▸ **TASK DATA**
•••••

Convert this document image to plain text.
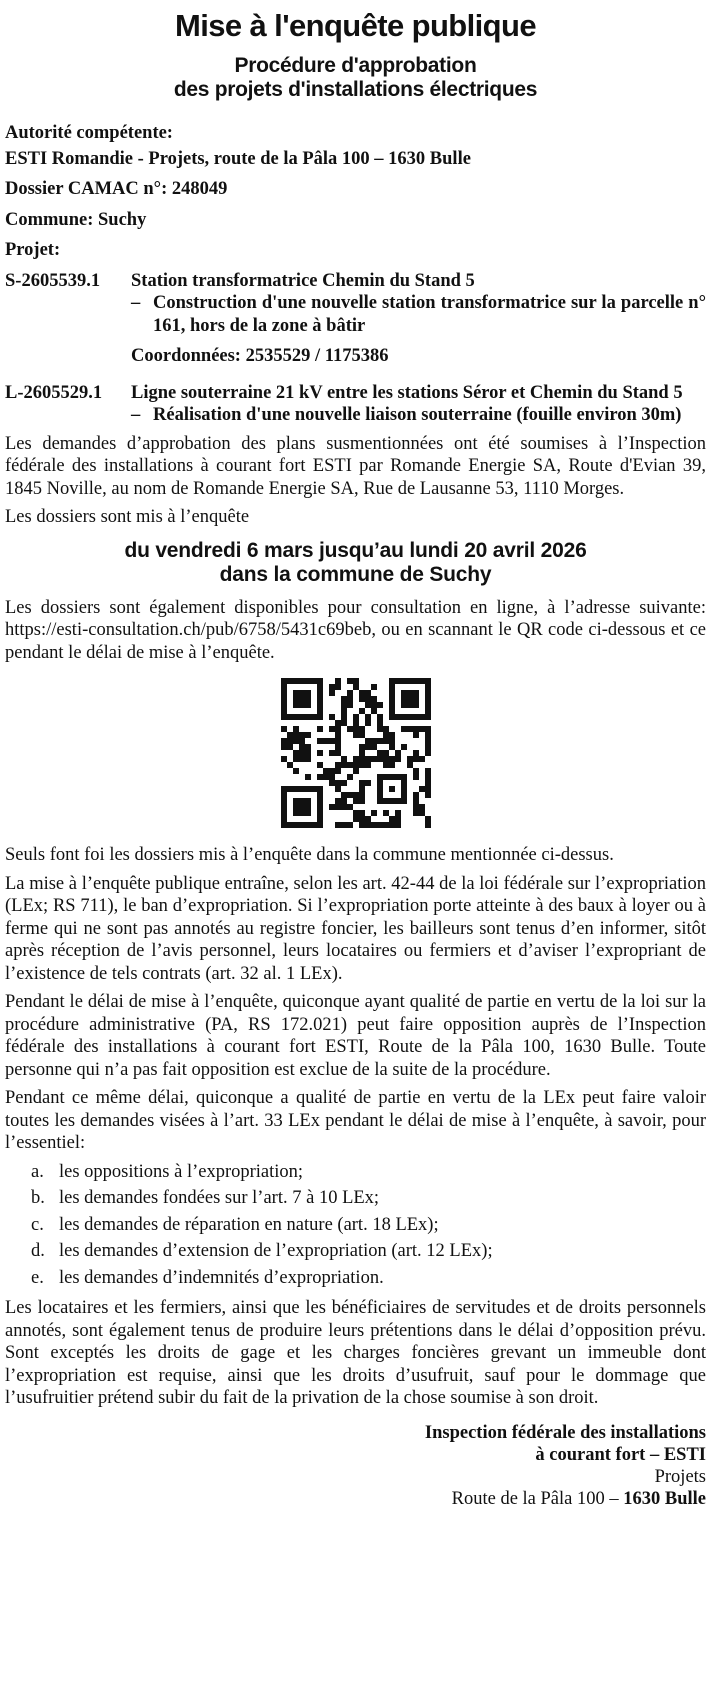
Mise à l'enquête publique
Procédure d'approbation
des projets d'installations électriques

Autorité compétente:

ESTI Romandie - Projets, route de la Pâla 100 – 1630 Bulle

Dossier CAMAC n°: 248049

Commune: Suchy

Projet:

S-2605539.1	Station transformatrice Chemin du Stand 5
– Construction d'une nouvelle station transformatrice sur la parcelle n° 161, hors de la zone à bâtir
Coordonnées: 2535529 / 1175386
L-2605529.1	Ligne souterraine 21 kV entre les stations Séror et Chemin du Stand 5
– Réalisation d'une nouvelle liaison souterraine (fouille environ 30m)

Les demandes d’approbation des plans susmentionnées ont été soumises à l’Inspection fédérale des installations à courant fort ESTI par Romande Energie SA, Route d'Evian 39, 1845 Noville, au nom de Romande Energie SA, Rue de Lausanne 53, 1110 Morges.

Les dossiers sont mis à l’enquête

du vendredi 6 mars jusqu’au lundi 20 avril 2026
dans la commune de Suchy

Les dossiers sont également disponibles pour consultation en ligne, à l’adresse suivante: https://esti-consultation.ch/pub/6758/5431c69beb, ou en scannant le QR code ci-dessous et ce pendant le délai de mise à l’enquête.

Seuls font foi les dossiers mis à l’enquête dans la commune mentionnée ci-dessus.

La mise à l’enquête publique entraîne, selon les art. 42-44 de la loi fédérale sur l’expropriation (LEx; RS 711), le ban d’expropriation. Si l’expropriation porte atteinte à des baux à loyer ou à ferme qui ne sont pas annotés au registre foncier, les bailleurs sont tenus d’en informer, sitôt après réception de l’avis personnel, leurs locataires ou fermiers et d’aviser l’expropriant de l’existence de tels contrats (art. 32 al. 1 LEx).

Pendant le délai de mise à l’enquête, quiconque ayant qualité de partie en vertu de la loi sur la procédure administrative (PA, RS 172.021) peut faire opposition auprès de l’Inspection fédérale des installations à courant fort ESTI, Route de la Pâla 100, 1630 Bulle. Toute personne qui n’a pas fait opposition est exclue de la suite de la procédure.

Pendant ce même délai, quiconque a qualité de partie en vertu de la LEx peut faire valoir toutes les demandes visées à l’art. 33 LEx pendant le délai de mise à l’enquête, à savoir, pour l’essentiel:

a. les oppositions à l’expropriation;
b. les demandes fondées sur l’art. 7 à 10 LEx;
c. les demandes de réparation en nature (art. 18 LEx);
d. les demandes d’extension de l’expropriation (art. 12 LEx);
e. les demandes d’indemnités d’expropriation.

Les locataires et les fermiers, ainsi que les bénéficiaires de servitudes et de droits personnels annotés, sont également tenus de produire leurs prétentions dans le délai d’opposition prévu. Sont exceptés les droits de gage et les charges foncières grevant un immeuble dont l’expropriation est requise, ainsi que les droits d’usufruit, sauf pour le dommage que l’usufruitier prétend subir du fait de la privation de la chose soumise à son droit.

Inspection fédérale des installations
à courant fort – ESTI
Projets
Route de la Pâla 100 – 1630 Bulle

•••••

For the material, find the number of lines holding the word "Stand" and give that figure and nothing more.

2